Check each line of the listing, and copy it if it contains the word "title".

* Start EXTRACTED ENTRIES *

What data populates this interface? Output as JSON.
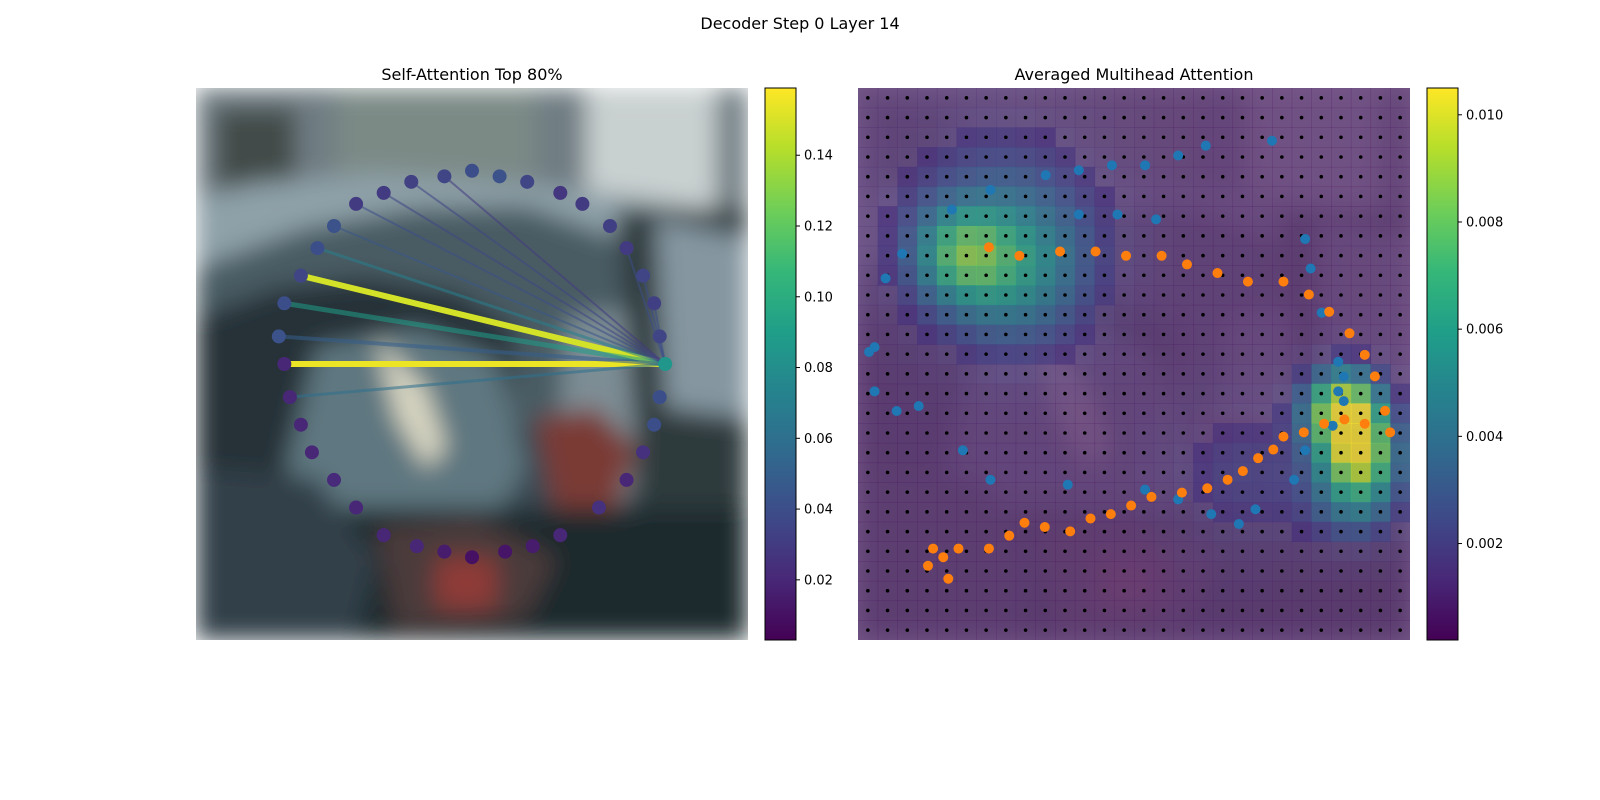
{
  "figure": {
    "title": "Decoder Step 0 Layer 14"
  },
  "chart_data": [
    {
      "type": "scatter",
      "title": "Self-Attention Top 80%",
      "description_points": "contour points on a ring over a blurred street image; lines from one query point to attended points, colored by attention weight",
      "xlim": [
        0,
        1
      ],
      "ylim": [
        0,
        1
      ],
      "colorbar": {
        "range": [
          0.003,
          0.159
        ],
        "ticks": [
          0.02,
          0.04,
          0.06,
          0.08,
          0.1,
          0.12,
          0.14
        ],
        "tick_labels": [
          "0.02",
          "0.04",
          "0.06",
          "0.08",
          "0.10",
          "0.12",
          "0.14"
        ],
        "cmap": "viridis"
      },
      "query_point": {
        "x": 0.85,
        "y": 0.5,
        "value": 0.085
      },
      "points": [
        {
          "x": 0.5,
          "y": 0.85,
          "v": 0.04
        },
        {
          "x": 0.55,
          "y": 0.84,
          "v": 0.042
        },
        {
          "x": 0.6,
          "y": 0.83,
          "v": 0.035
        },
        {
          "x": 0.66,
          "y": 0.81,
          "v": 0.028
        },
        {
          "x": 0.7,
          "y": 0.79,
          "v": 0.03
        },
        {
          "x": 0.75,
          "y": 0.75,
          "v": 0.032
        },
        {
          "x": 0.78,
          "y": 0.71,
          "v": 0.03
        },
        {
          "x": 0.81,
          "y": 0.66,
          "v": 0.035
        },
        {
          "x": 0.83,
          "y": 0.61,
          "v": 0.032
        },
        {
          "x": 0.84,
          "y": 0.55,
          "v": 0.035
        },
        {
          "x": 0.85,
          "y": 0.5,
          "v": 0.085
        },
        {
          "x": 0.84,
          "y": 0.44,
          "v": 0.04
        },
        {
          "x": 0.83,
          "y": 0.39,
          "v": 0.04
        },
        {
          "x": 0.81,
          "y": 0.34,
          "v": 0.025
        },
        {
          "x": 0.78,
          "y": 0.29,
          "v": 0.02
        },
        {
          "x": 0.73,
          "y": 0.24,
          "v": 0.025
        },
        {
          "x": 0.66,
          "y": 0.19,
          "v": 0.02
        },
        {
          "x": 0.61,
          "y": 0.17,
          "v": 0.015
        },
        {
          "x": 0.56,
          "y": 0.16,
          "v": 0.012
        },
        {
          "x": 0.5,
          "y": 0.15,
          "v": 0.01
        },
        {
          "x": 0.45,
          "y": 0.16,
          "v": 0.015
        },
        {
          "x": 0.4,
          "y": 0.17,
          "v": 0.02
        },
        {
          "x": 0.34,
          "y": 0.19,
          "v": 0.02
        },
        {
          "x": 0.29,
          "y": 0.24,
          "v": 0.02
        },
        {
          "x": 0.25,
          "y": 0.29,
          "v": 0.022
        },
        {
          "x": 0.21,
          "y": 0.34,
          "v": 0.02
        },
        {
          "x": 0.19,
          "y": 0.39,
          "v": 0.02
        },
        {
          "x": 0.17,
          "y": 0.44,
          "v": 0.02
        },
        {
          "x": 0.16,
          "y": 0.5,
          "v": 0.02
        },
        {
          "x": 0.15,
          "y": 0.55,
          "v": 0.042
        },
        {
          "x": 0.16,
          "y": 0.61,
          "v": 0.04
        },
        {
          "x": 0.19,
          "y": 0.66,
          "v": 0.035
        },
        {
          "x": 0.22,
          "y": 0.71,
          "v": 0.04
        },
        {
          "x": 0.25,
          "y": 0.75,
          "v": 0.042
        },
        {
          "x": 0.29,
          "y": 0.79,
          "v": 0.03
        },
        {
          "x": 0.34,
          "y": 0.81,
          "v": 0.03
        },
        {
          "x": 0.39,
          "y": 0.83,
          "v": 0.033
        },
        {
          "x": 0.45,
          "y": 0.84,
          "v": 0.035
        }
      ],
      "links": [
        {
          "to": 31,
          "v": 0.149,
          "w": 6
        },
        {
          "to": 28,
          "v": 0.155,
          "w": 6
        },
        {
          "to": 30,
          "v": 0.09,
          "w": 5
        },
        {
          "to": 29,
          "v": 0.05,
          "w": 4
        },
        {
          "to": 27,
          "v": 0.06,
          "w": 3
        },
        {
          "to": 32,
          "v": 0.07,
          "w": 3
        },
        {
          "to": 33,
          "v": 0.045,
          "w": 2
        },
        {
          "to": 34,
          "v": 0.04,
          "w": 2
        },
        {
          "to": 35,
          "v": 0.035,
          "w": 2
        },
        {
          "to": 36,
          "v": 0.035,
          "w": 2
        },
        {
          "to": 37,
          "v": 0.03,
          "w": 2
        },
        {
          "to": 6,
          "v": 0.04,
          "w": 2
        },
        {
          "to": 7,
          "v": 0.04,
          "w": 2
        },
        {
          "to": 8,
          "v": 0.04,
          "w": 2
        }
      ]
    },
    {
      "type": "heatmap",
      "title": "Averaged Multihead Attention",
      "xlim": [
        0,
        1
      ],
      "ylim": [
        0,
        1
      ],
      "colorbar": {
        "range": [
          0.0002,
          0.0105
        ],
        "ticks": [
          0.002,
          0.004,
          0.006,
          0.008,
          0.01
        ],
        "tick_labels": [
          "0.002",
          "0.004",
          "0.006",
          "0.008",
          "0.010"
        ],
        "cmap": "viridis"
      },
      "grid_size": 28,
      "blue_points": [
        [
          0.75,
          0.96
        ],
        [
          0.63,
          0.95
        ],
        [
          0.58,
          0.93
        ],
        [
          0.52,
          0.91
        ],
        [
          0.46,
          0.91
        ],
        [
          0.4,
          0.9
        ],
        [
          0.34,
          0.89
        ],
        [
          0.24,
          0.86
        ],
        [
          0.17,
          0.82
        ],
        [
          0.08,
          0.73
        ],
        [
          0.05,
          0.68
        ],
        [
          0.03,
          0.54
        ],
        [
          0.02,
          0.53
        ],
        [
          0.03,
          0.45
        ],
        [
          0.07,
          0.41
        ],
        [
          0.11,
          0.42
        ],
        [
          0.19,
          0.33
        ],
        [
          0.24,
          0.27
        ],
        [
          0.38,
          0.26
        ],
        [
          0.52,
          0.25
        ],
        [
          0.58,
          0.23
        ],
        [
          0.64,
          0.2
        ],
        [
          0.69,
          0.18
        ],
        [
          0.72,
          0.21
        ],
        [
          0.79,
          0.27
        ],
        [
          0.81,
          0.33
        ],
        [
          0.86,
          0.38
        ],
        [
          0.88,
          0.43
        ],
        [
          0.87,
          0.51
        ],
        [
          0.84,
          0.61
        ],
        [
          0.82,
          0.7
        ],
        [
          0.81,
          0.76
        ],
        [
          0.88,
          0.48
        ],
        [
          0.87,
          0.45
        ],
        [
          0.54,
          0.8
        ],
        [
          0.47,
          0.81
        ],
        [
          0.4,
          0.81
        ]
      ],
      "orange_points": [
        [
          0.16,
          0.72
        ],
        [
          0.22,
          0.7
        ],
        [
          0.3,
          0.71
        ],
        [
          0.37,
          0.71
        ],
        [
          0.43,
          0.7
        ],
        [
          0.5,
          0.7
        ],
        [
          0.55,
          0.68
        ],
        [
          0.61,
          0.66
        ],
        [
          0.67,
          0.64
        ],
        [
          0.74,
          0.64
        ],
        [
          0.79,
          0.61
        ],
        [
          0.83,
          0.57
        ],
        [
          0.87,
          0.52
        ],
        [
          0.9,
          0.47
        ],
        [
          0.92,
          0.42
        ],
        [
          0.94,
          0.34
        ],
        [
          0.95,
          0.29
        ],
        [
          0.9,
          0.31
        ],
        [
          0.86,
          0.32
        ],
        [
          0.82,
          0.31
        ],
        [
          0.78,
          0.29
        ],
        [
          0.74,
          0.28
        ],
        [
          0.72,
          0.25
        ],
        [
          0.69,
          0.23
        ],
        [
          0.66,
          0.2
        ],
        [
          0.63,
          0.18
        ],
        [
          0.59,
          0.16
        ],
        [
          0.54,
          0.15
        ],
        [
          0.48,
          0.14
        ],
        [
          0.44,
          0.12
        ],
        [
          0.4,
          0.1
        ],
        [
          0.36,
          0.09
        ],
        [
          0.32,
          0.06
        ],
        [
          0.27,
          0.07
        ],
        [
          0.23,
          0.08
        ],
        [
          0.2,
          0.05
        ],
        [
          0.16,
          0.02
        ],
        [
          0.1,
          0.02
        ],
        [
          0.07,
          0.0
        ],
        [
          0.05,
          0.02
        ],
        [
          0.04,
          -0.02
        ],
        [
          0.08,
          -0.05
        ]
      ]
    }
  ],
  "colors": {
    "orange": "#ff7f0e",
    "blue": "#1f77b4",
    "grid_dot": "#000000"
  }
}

* End EXTRACTED ENTRIES *

*PROBLEM SOLUTION:*
    "title": "Decoder Step 0 Layer 14"
      "title": "Self-Attention Top 80%",
      "title": "Averaged Multihead Attention",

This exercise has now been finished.